(Data extracted from a collection)
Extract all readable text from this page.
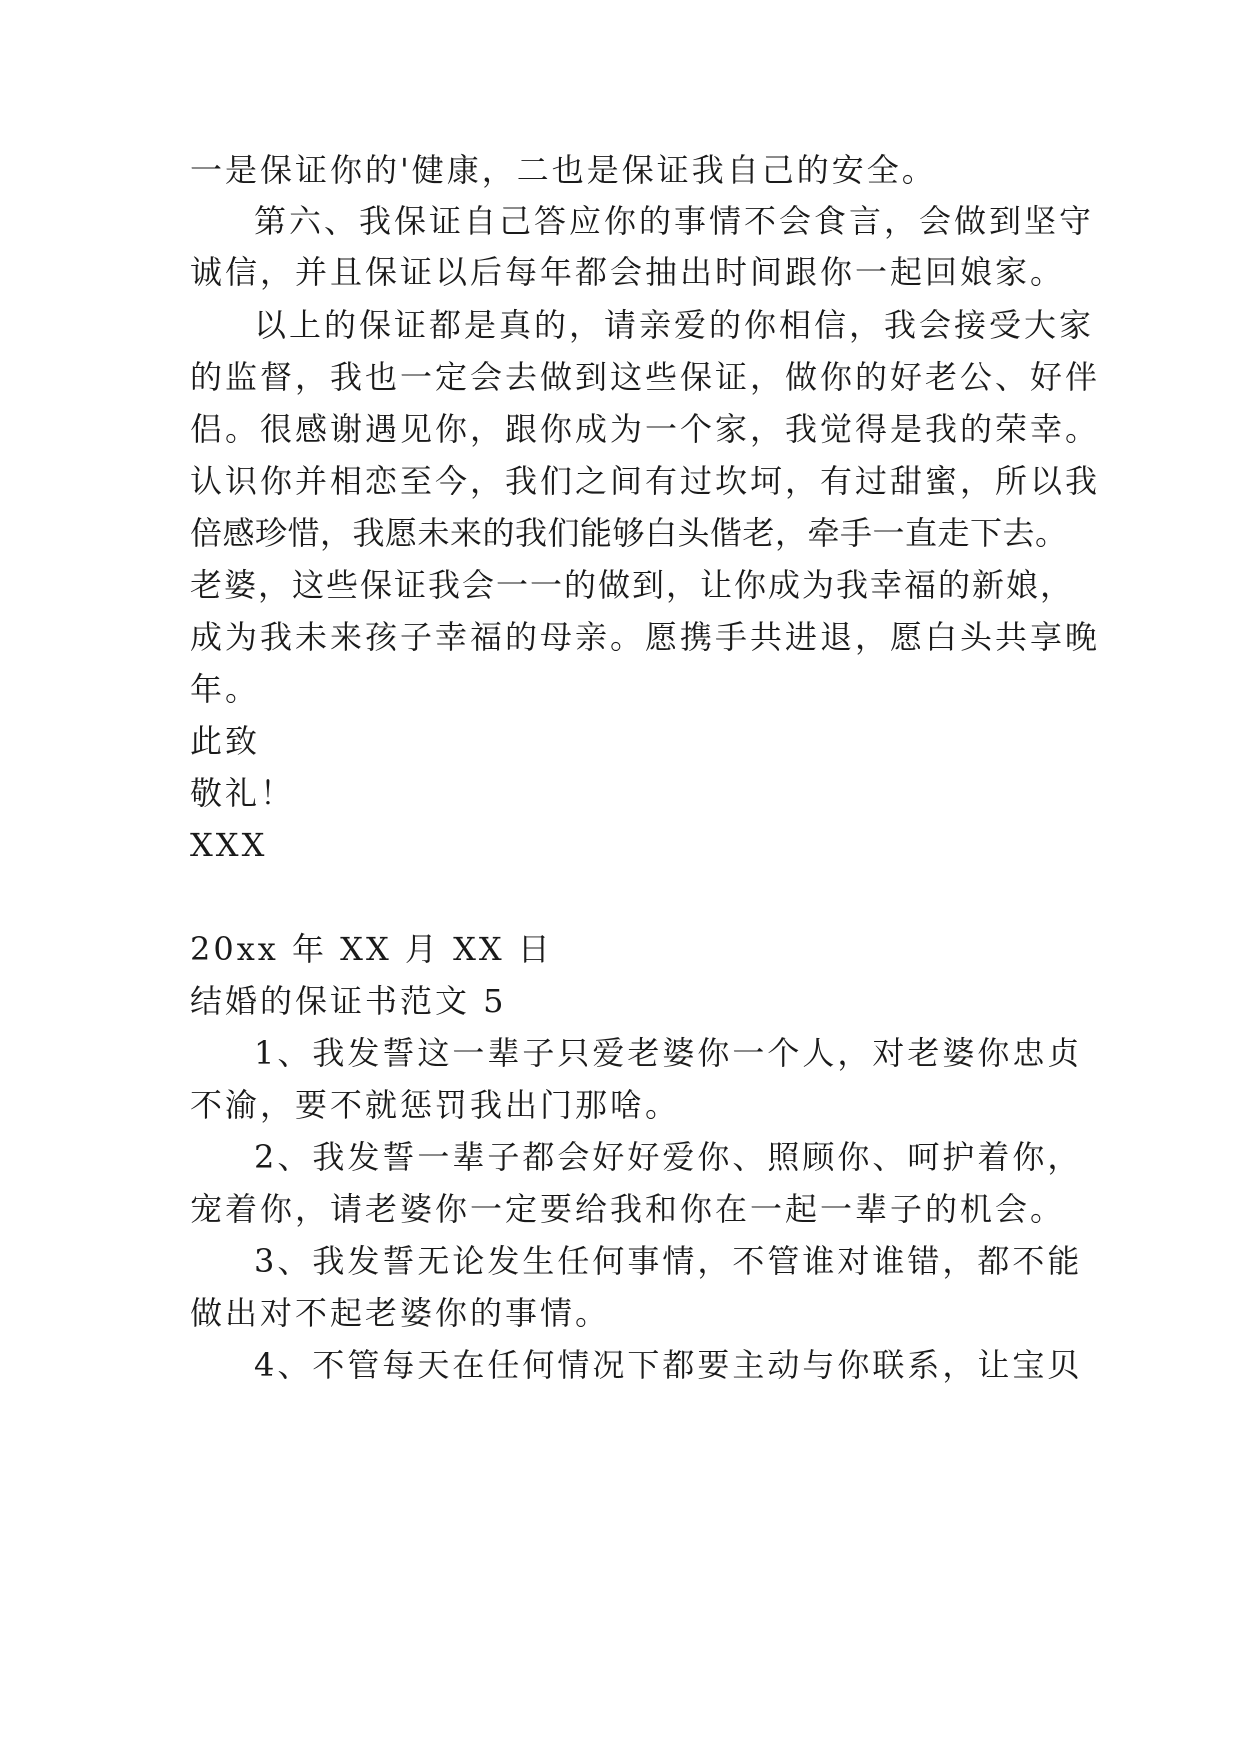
一是保证你的'健康，二也是保证我自己的安全。
第六、我保证自己答应你的事情不会食言，会做到坚守
诚信，并且保证以后每年都会抽出时间跟你一起回娘家。
以上的保证都是真的，请亲爱的你相信，我会接受大家
的监督，我也一定会去做到这些保证，做你的好老公、好伴
侣。很感谢遇见你，跟你成为一个家，我觉得是我的荣幸。
认识你并相恋至今，我们之间有过坎坷，有过甜蜜，所以我
倍感珍惜，我愿未来的我们能够白头偕老，牵手一直走下去。
老婆，这些保证我会一一的做到，让你成为我幸福的新娘，
成为我未来孩子幸福的母亲。愿携手共进退，愿白头共享晚
年。
此致
敬礼！
XXX
20xx 年 XX 月 XX 日
结婚的保证书范文 5
1、我发誓这一辈子只爱老婆你一个人，对老婆你忠贞
不渝，要不就惩罚我出门那啥。
2、我发誓一辈子都会好好爱你、照顾你、呵护着你，
宠着你，请老婆你一定要给我和你在一起一辈子的机会。
3、我发誓无论发生任何事情，不管谁对谁错，都不能
做出对不起老婆你的事情。
4、不管每天在任何情况下都要主动与你联系，让宝贝
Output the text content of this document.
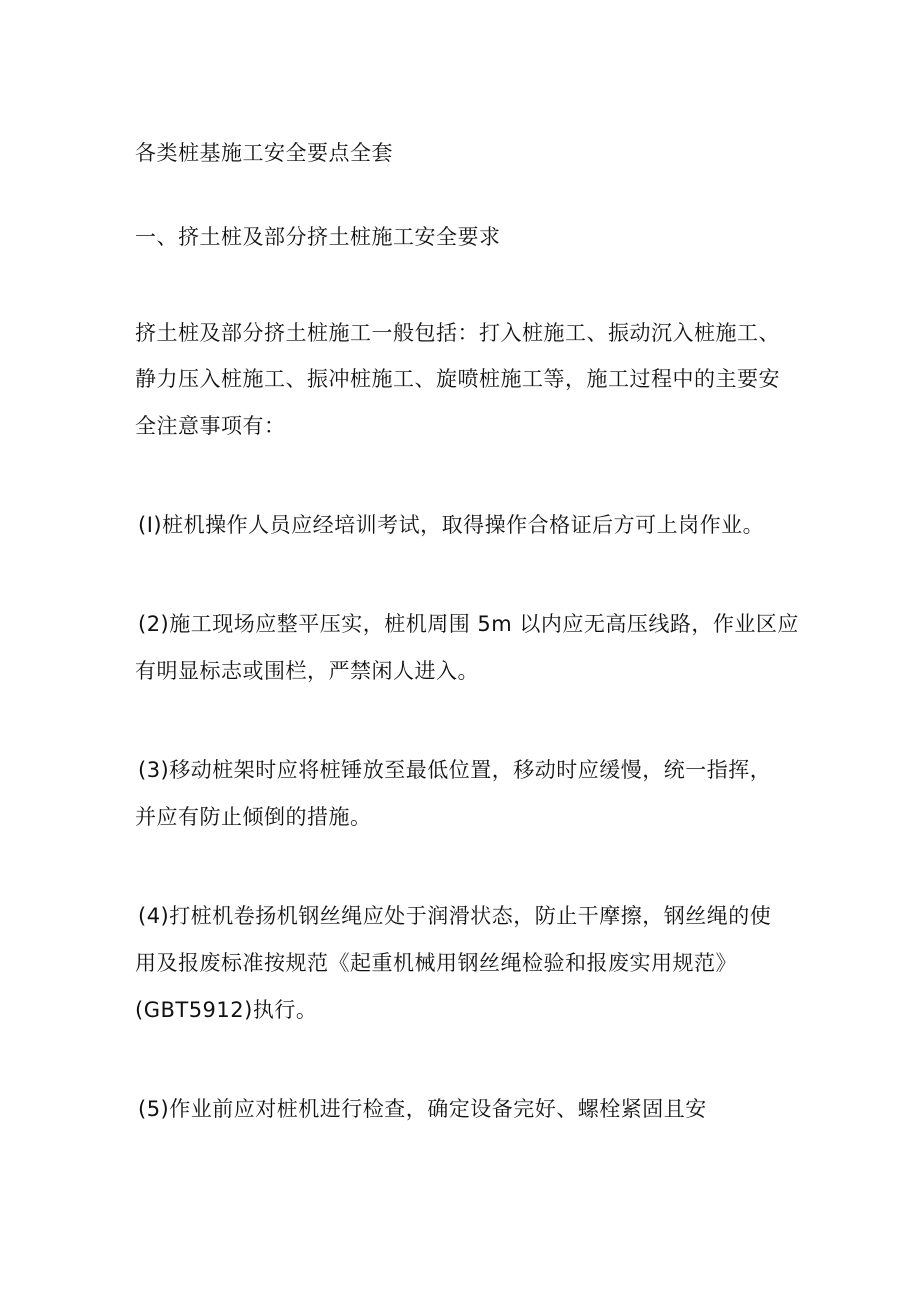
各类桩基施工安全要点全套
一、挤土桩及部分挤土桩施工安全要求
挤土桩及部分挤土桩施工一般包括：打入桩施工、振动沉入桩施工、
静力压入桩施工、振冲桩施工、旋喷桩施工等，施工过程中的主要安
全注意事项有：
(I)桩机操作人员应经培训考试，取得操作合格证后方可上岗作业。
(2)施工现场应整平压实，桩机周围 5m 以内应无高压线路，作业区应
有明显标志或围栏，严禁闲人进入。
(3)移动桩架时应将桩锤放至最低位置，移动时应缓慢，统一指挥，
并应有防止倾倒的措施。
(4)打桩机卷扬机钢丝绳应处于润滑状态，防止干摩擦，钢丝绳的使
用及报废标准按规范《起重机械用钢丝绳检验和报废实用规范》
(GBT5912)执行。
(5)作业前应对桩机进行检查，确定设备完好、螺栓紧固且安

» Problem to solve: Pictures appear in the records above. Output everything except them, exactly.

» Worked solution:
Extract all readable text from this page.
一是保证你的'健康，二也是保证我自己的安全。
第六、我保证自己答应你的事情不会食言，会做到坚守
诚信，并且保证以后每年都会抽出时间跟你一起回娘家。
以上的保证都是真的，请亲爱的你相信，我会接受大家
的监督，我也一定会去做到这些保证，做你的好老公、好伴
侣。很感谢遇见你，跟你成为一个家，我觉得是我的荣幸。
认识你并相恋至今，我们之间有过坎坷，有过甜蜜，所以我
倍感珍惜，我愿未来的我们能够白头偕老，牵手一直走下去。
老婆，这些保证我会一一的做到，让你成为我幸福的新娘，
成为我未来孩子幸福的母亲。愿携手共进退，愿白头共享晚
年。
此致
敬礼！
XXX
20xx 年 XX 月 XX 日
结婚的保证书范文 5
1、我发誓这一辈子只爱老婆你一个人，对老婆你忠贞
不渝，要不就惩罚我出门那啥。
2、我发誓一辈子都会好好爱你、照顾你、呵护着你，
宠着你，请老婆你一定要给我和你在一起一辈子的机会。
3、我发誓无论发生任何事情，不管谁对谁错，都不能
做出对不起老婆你的事情。
4、不管每天在任何情况下都要主动与你联系，让宝贝
Output the text content of this document.
各类桩基施工安全要点全套
一、挤土桩及部分挤土桩施工安全要求
挤土桩及部分挤土桩施工一般包括：打入桩施工、振动沉入桩施工、
静力压入桩施工、振冲桩施工、旋喷桩施工等，施工过程中的主要安
全注意事项有：
(I)桩机操作人员应经培训考试，取得操作合格证后方可上岗作业。
(2)施工现场应整平压实，桩机周围 5m 以内应无高压线路，作业区应
有明显标志或围栏，严禁闲人进入。
(3)移动桩架时应将桩锤放至最低位置，移动时应缓慢，统一指挥，
并应有防止倾倒的措施。
(4)打桩机卷扬机钢丝绳应处于润滑状态，防止干摩擦，钢丝绳的使
用及报废标准按规范《起重机械用钢丝绳检验和报废实用规范》
(GBT5912)执行。
(5)作业前应对桩机进行检查，确定设备完好、螺栓紧固且安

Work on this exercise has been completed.